:: Task material ::
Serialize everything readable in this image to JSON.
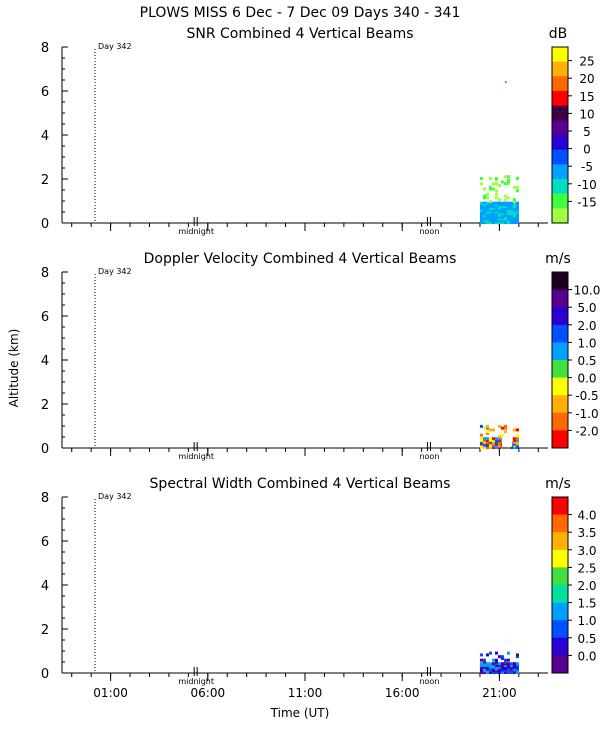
{
  "header": {
    "title": "PLOWS MISS   6 Dec -  7 Dec 09 Days 340 - 341"
  },
  "shared": {
    "ylabel": "Altitude (km)",
    "xlabel": "Time (UT)",
    "y_ticks": [
      "0",
      "2",
      "4",
      "6",
      "8"
    ],
    "x_ticks": [
      "01:00",
      "06:00",
      "11:00",
      "16:00",
      "21:00"
    ],
    "day_marker": "Day 342",
    "midnight_label": "midnight",
    "noon_label": "noon"
  },
  "chart_data": [
    {
      "type": "heatmap",
      "title": "SNR Combined 4 Vertical Beams",
      "unit": "dB",
      "ylim": [
        0,
        8
      ],
      "colorbar_ticks": [
        "25",
        "20",
        "15",
        "10",
        "5",
        "0",
        "-5",
        "-10",
        "-15"
      ],
      "colorbar_colors": [
        "#ffff00",
        "#ffb000",
        "#ff6a00",
        "#ff0000",
        "#400040",
        "#5a0090",
        "#2a00d0",
        "#0050ff",
        "#00a0ff",
        "#00e0c0",
        "#40ff40",
        "#a0ff40"
      ],
      "data_time_range_ut": [
        "20:00",
        "22:00"
      ],
      "data_altitude_range_km": [
        0.0,
        2.1
      ]
    },
    {
      "type": "heatmap",
      "title": "Doppler Velocity Combined 4 Vertical Beams",
      "unit": "m/s",
      "ylim": [
        0,
        8
      ],
      "colorbar_ticks": [
        "10.0",
        "5.0",
        "2.0",
        "1.0",
        "0.5",
        "0.0",
        "-0.5",
        "-1.0",
        "-2.0"
      ],
      "colorbar_colors": [
        "#200020",
        "#5a0090",
        "#2a00d0",
        "#0050ff",
        "#00a0ff",
        "#40e040",
        "#ffff00",
        "#ffb000",
        "#ff6a00",
        "#ff0000"
      ],
      "data_time_range_ut": [
        "20:00",
        "22:00"
      ],
      "data_altitude_range_km": [
        0.0,
        1.0
      ]
    },
    {
      "type": "heatmap",
      "title": "Spectral Width Combined 4 Vertical Beams",
      "unit": "m/s",
      "ylim": [
        0,
        8
      ],
      "colorbar_ticks": [
        "4.0",
        "3.5",
        "3.0",
        "2.5",
        "2.0",
        "1.5",
        "1.0",
        "0.5",
        "0.0"
      ],
      "colorbar_colors": [
        "#ff0000",
        "#ff6a00",
        "#ffb000",
        "#ffff00",
        "#40e040",
        "#00e0a0",
        "#00a0ff",
        "#0050ff",
        "#2a00d0",
        "#5a0090"
      ],
      "data_time_range_ut": [
        "20:00",
        "22:00"
      ],
      "data_altitude_range_km": [
        0.0,
        0.9
      ]
    }
  ]
}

:: Your goal ::
Return all of the data exactly as written, and drop the pictures.

:: Answer in full ::
Serialize everything readable in this image to JSON.
{
  "header": {
    "title": "PLOWS MISS   6 Dec -  7 Dec 09 Days 340 - 341"
  },
  "shared": {
    "ylabel": "Altitude (km)",
    "xlabel": "Time (UT)",
    "y_ticks": [
      "0",
      "2",
      "4",
      "6",
      "8"
    ],
    "x_ticks": [
      "01:00",
      "06:00",
      "11:00",
      "16:00",
      "21:00"
    ],
    "day_marker": "Day 342",
    "midnight_label": "midnight",
    "noon_label": "noon"
  },
  "chart_data": [
    {
      "type": "heatmap",
      "title": "SNR Combined 4 Vertical Beams",
      "unit": "dB",
      "ylim": [
        0,
        8
      ],
      "colorbar_ticks": [
        "25",
        "20",
        "15",
        "10",
        "5",
        "0",
        "-5",
        "-10",
        "-15"
      ],
      "colorbar_colors": [
        "#ffff00",
        "#ffb000",
        "#ff6a00",
        "#ff0000",
        "#400040",
        "#5a0090",
        "#2a00d0",
        "#0050ff",
        "#00a0ff",
        "#00e0c0",
        "#40ff40",
        "#a0ff40"
      ],
      "data_time_range_ut": [
        "20:00",
        "22:00"
      ],
      "data_altitude_range_km": [
        0.0,
        2.1
      ]
    },
    {
      "type": "heatmap",
      "title": "Doppler Velocity Combined 4 Vertical Beams",
      "unit": "m/s",
      "ylim": [
        0,
        8
      ],
      "colorbar_ticks": [
        "10.0",
        "5.0",
        "2.0",
        "1.0",
        "0.5",
        "0.0",
        "-0.5",
        "-1.0",
        "-2.0"
      ],
      "colorbar_colors": [
        "#200020",
        "#5a0090",
        "#2a00d0",
        "#0050ff",
        "#00a0ff",
        "#40e040",
        "#ffff00",
        "#ffb000",
        "#ff6a00",
        "#ff0000"
      ],
      "data_time_range_ut": [
        "20:00",
        "22:00"
      ],
      "data_altitude_range_km": [
        0.0,
        1.0
      ]
    },
    {
      "type": "heatmap",
      "title": "Spectral Width Combined 4 Vertical Beams",
      "unit": "m/s",
      "ylim": [
        0,
        8
      ],
      "colorbar_ticks": [
        "4.0",
        "3.5",
        "3.0",
        "2.5",
        "2.0",
        "1.5",
        "1.0",
        "0.5",
        "0.0"
      ],
      "colorbar_colors": [
        "#ff0000",
        "#ff6a00",
        "#ffb000",
        "#ffff00",
        "#40e040",
        "#00e0a0",
        "#00a0ff",
        "#0050ff",
        "#2a00d0",
        "#5a0090"
      ],
      "data_time_range_ut": [
        "20:00",
        "22:00"
      ],
      "data_altitude_range_km": [
        0.0,
        0.9
      ]
    }
  ]
}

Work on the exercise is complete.